What to work on:
Reproduce all of the material word for word.

Extracted material:
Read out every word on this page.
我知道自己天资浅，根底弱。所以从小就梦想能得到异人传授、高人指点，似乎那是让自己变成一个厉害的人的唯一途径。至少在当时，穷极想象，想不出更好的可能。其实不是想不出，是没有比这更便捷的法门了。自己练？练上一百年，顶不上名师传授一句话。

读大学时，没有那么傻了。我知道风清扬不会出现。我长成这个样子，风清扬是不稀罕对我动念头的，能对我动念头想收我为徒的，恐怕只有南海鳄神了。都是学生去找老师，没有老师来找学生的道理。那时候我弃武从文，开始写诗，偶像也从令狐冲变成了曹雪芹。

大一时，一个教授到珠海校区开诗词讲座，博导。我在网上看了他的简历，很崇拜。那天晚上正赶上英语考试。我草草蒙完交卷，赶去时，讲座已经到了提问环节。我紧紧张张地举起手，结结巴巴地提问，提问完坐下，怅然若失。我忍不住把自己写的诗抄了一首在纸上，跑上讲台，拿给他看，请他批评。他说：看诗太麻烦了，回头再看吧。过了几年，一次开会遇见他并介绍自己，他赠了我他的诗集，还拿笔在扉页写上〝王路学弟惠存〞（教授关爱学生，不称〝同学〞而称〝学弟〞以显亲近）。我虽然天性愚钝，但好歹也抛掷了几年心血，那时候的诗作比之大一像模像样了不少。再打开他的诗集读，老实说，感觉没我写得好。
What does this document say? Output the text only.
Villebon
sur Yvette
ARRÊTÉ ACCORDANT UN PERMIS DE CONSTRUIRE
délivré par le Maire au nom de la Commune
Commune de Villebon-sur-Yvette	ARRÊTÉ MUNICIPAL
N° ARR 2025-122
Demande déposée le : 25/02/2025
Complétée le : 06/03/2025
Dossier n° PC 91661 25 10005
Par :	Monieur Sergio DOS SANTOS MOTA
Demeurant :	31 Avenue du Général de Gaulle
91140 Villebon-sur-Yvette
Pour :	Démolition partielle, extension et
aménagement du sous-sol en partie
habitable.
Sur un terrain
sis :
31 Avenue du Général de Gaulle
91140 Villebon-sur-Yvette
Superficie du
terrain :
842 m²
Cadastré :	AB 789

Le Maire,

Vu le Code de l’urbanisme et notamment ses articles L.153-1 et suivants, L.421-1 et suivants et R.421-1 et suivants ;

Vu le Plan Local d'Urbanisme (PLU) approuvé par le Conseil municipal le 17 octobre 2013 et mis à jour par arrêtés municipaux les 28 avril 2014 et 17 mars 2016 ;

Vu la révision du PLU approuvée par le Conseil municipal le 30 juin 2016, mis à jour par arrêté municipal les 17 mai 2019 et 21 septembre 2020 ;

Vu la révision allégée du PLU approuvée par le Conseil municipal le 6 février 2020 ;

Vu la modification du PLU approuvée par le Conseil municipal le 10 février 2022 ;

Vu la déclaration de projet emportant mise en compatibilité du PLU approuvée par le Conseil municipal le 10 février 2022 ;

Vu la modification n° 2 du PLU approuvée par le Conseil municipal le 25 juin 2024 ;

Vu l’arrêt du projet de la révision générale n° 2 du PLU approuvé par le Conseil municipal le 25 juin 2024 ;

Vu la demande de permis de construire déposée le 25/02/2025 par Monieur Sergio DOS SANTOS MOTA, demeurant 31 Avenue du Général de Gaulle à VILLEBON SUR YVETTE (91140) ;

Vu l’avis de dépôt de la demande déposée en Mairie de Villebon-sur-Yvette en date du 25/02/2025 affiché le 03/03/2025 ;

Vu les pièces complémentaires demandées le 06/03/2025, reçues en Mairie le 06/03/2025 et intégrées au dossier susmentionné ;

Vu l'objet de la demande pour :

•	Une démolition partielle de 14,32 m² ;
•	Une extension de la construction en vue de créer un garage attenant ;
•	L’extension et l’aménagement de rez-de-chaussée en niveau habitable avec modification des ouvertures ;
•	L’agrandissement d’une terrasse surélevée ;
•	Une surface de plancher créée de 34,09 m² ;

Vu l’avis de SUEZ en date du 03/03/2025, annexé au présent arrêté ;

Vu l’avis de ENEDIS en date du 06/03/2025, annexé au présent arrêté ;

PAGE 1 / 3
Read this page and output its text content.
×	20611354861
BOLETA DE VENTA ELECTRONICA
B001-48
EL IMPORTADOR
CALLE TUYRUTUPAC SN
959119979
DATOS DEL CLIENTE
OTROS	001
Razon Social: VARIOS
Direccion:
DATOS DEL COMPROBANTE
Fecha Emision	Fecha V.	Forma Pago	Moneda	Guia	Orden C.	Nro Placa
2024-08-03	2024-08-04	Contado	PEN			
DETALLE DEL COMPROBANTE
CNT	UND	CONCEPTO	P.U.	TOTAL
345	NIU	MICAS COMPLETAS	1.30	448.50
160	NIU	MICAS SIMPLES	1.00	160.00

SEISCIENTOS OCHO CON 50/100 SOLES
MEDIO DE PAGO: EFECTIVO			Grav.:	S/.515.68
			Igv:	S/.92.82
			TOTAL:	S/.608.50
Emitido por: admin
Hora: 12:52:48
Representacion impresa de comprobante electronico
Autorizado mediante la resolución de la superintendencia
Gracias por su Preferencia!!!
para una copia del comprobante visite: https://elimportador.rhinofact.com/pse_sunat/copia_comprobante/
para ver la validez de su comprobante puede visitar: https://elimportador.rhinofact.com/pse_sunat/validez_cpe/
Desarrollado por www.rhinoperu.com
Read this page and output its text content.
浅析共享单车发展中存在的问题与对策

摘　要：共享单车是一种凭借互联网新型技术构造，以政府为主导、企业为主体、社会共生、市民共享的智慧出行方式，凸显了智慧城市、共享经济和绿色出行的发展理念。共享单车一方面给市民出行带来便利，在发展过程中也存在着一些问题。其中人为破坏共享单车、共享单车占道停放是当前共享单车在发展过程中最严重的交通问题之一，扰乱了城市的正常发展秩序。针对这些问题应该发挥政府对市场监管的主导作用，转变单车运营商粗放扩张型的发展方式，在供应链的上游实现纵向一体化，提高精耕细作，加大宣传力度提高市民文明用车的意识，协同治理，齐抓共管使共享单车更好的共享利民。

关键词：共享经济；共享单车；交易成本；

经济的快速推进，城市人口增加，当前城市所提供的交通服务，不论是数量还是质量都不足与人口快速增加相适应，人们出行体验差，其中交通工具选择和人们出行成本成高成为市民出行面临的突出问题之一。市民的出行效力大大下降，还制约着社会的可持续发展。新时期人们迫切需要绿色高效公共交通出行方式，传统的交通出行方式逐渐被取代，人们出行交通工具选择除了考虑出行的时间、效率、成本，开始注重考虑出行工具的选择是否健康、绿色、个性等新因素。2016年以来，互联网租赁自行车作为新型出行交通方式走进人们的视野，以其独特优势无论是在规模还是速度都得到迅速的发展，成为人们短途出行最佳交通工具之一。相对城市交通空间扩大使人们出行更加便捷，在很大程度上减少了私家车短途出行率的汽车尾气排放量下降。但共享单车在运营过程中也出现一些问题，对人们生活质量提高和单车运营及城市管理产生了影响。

Answer:
Read out every word on this page.
我知道自己天资浅，根底弱。所以从小就梦想能得到异人传授、高人指点，似乎那是让自己变成一个厉害的人的唯一途径。至少在当时，穷极想象，想不出更好的可能。其实不是想不出，是没有比这更便捷的法门了。自己练？练上一百年，顶不上名师传授一句话。

读大学时，没有那么傻了。我知道风清扬不会出现。我长成这个样子，风清扬是不稀罕对我动念头的，能对我动念头想收我为徒的，恐怕只有南海鳄神了。都是学生去找老师，没有老师来找学生的道理。那时候我弃武从文，开始写诗，偶像也从令狐冲变成了曹雪芹。

大一时，一个教授到珠海校区开诗词讲座，博导。我在网上看了他的简历，很崇拜。那天晚上正赶上英语考试。我草草蒙完交卷，赶去时，讲座已经到了提问环节。我紧紧张张地举起手，结结巴巴地提问，提问完坐下，怅然若失。我忍不住把自己写的诗抄了一首在纸上，跑上讲台，拿给他看，请他批评。他说：看诗太麻烦了，回头再看吧。过了几年，一次开会遇见他并介绍自己，他赠了我他的诗集，还拿笔在扉页写上〝王路学弟惠存〞（教授关爱学生，不称〝同学〞而称〝学弟〞以显亲近）。我虽然天性愚钝，但好歹也抛掷了几年心血，那时候的诗作比之大一像模像样了不少。再打开他的诗集读，老实说，感觉没我写得好。
What does this document say? Output the text only.
Villebon
sur Yvette
ARRÊTÉ ACCORDANT UN PERMIS DE CONSTRUIRE
délivré par le Maire au nom de la Commune
Commune de Villebon-sur-Yvette	ARRÊTÉ MUNICIPAL
N° ARR 2025-122
Demande déposée le : 25/02/2025
Complétée le : 06/03/2025
Dossier n° PC 91661 25 10005
Par :	Monieur Sergio DOS SANTOS MOTA
Demeurant :	31 Avenue du Général de Gaulle
91140 Villebon-sur-Yvette
Pour :	Démolition partielle, extension et
aménagement du sous-sol en partie
habitable.
Sur un terrain
sis :
31 Avenue du Général de Gaulle
91140 Villebon-sur-Yvette
Superficie du
terrain :
842 m²
Cadastré :	AB 789

Le Maire,

Vu le Code de l’urbanisme et notamment ses articles L.153-1 et suivants, L.421-1 et suivants et R.421-1 et suivants ;

Vu le Plan Local d'Urbanisme (PLU) approuvé par le Conseil municipal le 17 octobre 2013 et mis à jour par arrêtés municipaux les 28 avril 2014 et 17 mars 2016 ;

Vu la révision du PLU approuvée par le Conseil municipal le 30 juin 2016, mis à jour par arrêté municipal les 17 mai 2019 et 21 septembre 2020 ;

Vu la révision allégée du PLU approuvée par le Conseil municipal le 6 février 2020 ;

Vu la modification du PLU approuvée par le Conseil municipal le 10 février 2022 ;

Vu la déclaration de projet emportant mise en compatibilité du PLU approuvée par le Conseil municipal le 10 février 2022 ;

Vu la modification n° 2 du PLU approuvée par le Conseil municipal le 25 juin 2024 ;

Vu l’arrêt du projet de la révision générale n° 2 du PLU approuvé par le Conseil municipal le 25 juin 2024 ;

Vu la demande de permis de construire déposée le 25/02/2025 par Monieur Sergio DOS SANTOS MOTA, demeurant 31 Avenue du Général de Gaulle à VILLEBON SUR YVETTE (91140) ;

Vu l’avis de dépôt de la demande déposée en Mairie de Villebon-sur-Yvette en date du 25/02/2025 affiché le 03/03/2025 ;

Vu les pièces complémentaires demandées le 06/03/2025, reçues en Mairie le 06/03/2025 et intégrées au dossier susmentionné ;

Vu l'objet de la demande pour :

•	Une démolition partielle de 14,32 m² ;
•	Une extension de la construction en vue de créer un garage attenant ;
•	L’extension et l’aménagement de rez-de-chaussée en niveau habitable avec modification des ouvertures ;
•	L’agrandissement d’une terrasse surélevée ;
•	Une surface de plancher créée de 34,09 m² ;

Vu l’avis de SUEZ en date du 03/03/2025, annexé au présent arrêté ;

Vu l’avis de ENEDIS en date du 06/03/2025, annexé au présent arrêté ;

PAGE 1 / 3
Read this page and output its text content.
×	20611354861
BOLETA DE VENTA ELECTRONICA
B001-48
EL IMPORTADOR
CALLE TUYRUTUPAC SN
959119979
DATOS DEL CLIENTE
OTROS	001
Razon Social: VARIOS
Direccion:
DATOS DEL COMPROBANTE
Fecha Emision	Fecha V.	Forma Pago	Moneda	Guia	Orden C.	Nro Placa
2024-08-03	2024-08-04	Contado	PEN			
DETALLE DEL COMPROBANTE
CNT	UND	CONCEPTO	P.U.	TOTAL
345	NIU	MICAS COMPLETAS	1.30	448.50
160	NIU	MICAS SIMPLES	1.00	160.00

SEISCIENTOS OCHO CON 50/100 SOLES
MEDIO DE PAGO: EFECTIVO			Grav.:	S/.515.68
			Igv:	S/.92.82
			TOTAL:	S/.608.50
Emitido por: admin
Hora: 12:52:48
Representacion impresa de comprobante electronico
Autorizado mediante la resolución de la superintendencia
Gracias por su Preferencia!!!
para una copia del comprobante visite: https://elimportador.rhinofact.com/pse_sunat/copia_comprobante/
para ver la validez de su comprobante puede visitar: https://elimportador.rhinofact.com/pse_sunat/validez_cpe/
Desarrollado por www.rhinoperu.com
Read this page and output its text content.
浅析共享单车发展中存在的问题与对策

摘　要：共享单车是一种凭借互联网新型技术构造，以政府为主导、企业为主体、社会共生、市民共享的智慧出行方式，凸显了智慧城市、共享经济和绿色出行的发展理念。共享单车一方面给市民出行带来便利，在发展过程中也存在着一些问题。其中人为破坏共享单车、共享单车占道停放是当前共享单车在发展过程中最严重的交通问题之一，扰乱了城市的正常发展秩序。针对这些问题应该发挥政府对市场监管的主导作用，转变单车运营商粗放扩张型的发展方式，在供应链的上游实现纵向一体化，提高精耕细作，加大宣传力度提高市民文明用车的意识，协同治理，齐抓共管使共享单车更好的共享利民。

关键词：共享经济；共享单车；交易成本；

经济的快速推进，城市人口增加，当前城市所提供的交通服务，不论是数量还是质量都不足与人口快速增加相适应，人们出行体验差，其中交通工具选择和人们出行成本成高成为市民出行面临的突出问题之一。市民的出行效力大大下降，还制约着社会的可持续发展。新时期人们迫切需要绿色高效公共交通出行方式，传统的交通出行方式逐渐被取代，人们出行交通工具选择除了考虑出行的时间、效率、成本，开始注重考虑出行工具的选择是否健康、绿色、个性等新因素。2016年以来，互联网租赁自行车作为新型出行交通方式走进人们的视野，以其独特优势无论是在规模还是速度都得到迅速的发展，成为人们短途出行最佳交通工具之一。相对城市交通空间扩大使人们出行更加便捷，在很大程度上减少了私家车短途出行率的汽车尾气排放量下降。但共享单车在运营过程中也出现一些问题，对人们生活质量提高和单车运营及城市管理产生了影响。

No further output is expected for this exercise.